Task prompt: Return all of the entries exactly, with nothing added or left out.
○ ○ ○ ○ ○ ○ ○
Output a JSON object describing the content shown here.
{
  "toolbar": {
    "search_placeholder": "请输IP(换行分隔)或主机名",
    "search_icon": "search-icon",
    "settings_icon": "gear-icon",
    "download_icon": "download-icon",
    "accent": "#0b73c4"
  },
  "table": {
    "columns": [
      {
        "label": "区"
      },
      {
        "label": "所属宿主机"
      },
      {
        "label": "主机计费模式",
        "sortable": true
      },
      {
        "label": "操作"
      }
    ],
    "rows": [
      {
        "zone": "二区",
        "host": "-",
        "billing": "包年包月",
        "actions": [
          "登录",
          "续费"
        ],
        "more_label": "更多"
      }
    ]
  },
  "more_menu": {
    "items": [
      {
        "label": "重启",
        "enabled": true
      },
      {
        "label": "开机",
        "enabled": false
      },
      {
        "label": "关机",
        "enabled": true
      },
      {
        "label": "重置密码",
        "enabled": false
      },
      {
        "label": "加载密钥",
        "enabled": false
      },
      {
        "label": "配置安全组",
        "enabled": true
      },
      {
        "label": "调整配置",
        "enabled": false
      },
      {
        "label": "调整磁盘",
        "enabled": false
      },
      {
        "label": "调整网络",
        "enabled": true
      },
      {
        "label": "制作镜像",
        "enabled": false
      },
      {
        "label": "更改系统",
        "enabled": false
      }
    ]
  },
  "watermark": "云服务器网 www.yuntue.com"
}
○ ○ ○ ○ ○ ○ ○
The reply:
Output a JSON object describing the content shown here.
{
  "toolbar": {
    "search_placeholder": "请输IP(换行分隔)或主机名",
    "search_icon": "search-icon",
    "settings_icon": "gear-icon",
    "download_icon": "download-icon",
    "accent": "#0b73c4"
  },
  "table": {
    "columns": [
      {
        "label": "区"
      },
      {
        "label": "所属宿主机"
      },
      {
        "label": "主机计费模式",
        "sortable": true
      },
      {
        "label": "操作"
      }
    ],
    "rows": [
      {
        "zone": "二区",
        "host": "-",
        "billing": "包年包月",
        "actions": [
          "登录",
          "续费"
        ],
        "more_label": "更多"
      }
    ]
  },
  "more_menu": {
    "items": [
      {
        "label": "重启",
        "enabled": true
      },
      {
        "label": "开机",
        "enabled": false
      },
      {
        "label": "关机",
        "enabled": true
      },
      {
        "label": "重置密码",
        "enabled": false
      },
      {
        "label": "加载密钥",
        "enabled": false
      },
      {
        "label": "配置安全组",
        "enabled": true
      },
      {
        "label": "调整配置",
        "enabled": false
      },
      {
        "label": "调整磁盘",
        "enabled": false
      },
      {
        "label": "调整网络",
        "enabled": true
      },
      {
        "label": "制作镜像",
        "enabled": false
      },
      {
        "label": "更改系统",
        "enabled": false
      }
    ]
  },
  "watermark": "云服务器网 www.yuntue.com"
}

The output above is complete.